• [Given entries]
========================================================================

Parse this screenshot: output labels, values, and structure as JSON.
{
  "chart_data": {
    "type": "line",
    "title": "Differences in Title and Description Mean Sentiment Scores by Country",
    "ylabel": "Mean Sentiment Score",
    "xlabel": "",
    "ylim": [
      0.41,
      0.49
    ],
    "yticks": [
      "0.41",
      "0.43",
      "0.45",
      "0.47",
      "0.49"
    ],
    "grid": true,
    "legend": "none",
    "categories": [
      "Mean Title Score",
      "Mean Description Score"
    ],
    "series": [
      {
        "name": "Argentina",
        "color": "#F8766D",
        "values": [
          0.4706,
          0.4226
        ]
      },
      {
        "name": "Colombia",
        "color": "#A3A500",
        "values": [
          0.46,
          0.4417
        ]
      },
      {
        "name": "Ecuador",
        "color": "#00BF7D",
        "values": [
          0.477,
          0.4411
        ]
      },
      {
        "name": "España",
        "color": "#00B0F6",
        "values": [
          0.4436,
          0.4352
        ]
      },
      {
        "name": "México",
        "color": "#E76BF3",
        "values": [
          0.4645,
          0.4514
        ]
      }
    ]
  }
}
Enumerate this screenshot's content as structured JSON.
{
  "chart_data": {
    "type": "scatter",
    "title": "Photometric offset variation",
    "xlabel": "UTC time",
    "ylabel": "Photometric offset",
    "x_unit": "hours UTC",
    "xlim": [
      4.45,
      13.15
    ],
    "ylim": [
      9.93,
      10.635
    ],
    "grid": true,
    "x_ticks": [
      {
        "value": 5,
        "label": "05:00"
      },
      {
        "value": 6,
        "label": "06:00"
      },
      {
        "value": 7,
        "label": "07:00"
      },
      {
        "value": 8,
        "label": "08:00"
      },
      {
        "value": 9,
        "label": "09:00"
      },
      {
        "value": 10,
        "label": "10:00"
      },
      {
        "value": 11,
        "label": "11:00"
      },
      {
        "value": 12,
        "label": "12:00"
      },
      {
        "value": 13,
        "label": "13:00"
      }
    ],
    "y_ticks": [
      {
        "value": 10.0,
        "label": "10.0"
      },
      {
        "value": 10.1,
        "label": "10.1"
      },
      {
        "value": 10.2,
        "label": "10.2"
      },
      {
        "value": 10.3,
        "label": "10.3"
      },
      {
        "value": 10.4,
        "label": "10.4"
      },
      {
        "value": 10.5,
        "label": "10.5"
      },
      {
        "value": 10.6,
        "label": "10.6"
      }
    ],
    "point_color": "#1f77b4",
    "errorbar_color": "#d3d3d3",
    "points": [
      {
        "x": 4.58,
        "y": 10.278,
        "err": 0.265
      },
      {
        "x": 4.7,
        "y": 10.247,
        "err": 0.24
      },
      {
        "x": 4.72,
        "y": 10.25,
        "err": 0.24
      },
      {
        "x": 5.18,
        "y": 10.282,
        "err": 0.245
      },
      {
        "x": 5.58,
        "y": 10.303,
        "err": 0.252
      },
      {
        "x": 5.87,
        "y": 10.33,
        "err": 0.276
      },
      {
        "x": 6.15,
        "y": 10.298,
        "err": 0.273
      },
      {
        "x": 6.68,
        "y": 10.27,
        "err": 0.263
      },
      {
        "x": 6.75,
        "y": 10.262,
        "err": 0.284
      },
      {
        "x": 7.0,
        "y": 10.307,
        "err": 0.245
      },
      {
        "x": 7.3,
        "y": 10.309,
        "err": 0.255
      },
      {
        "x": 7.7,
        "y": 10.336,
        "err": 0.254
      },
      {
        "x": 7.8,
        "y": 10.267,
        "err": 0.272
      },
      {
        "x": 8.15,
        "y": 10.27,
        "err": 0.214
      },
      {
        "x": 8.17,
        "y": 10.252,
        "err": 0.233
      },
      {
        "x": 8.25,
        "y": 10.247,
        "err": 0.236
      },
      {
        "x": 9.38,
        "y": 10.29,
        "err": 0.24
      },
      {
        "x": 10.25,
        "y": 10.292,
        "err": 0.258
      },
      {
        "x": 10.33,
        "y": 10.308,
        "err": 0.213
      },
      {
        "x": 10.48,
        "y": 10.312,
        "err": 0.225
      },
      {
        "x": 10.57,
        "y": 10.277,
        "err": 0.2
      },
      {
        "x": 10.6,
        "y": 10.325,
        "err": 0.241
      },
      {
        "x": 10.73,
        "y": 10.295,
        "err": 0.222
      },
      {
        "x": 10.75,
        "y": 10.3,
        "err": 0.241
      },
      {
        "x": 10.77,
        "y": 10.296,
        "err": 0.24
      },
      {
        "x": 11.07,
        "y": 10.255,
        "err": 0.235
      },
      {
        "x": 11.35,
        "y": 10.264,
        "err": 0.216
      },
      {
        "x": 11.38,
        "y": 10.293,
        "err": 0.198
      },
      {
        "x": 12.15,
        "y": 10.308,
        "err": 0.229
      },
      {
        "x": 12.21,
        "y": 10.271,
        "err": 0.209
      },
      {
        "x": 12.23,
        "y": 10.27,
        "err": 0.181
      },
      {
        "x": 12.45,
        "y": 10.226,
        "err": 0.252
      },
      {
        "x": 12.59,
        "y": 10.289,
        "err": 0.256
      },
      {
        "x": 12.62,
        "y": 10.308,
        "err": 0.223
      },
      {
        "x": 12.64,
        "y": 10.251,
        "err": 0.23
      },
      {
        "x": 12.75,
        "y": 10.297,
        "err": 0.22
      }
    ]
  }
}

========================================================================

• [Set exercise]
Examine the records and report how many lines contain the string "Photometric". Only the number should be given.

• [Response to this task]
2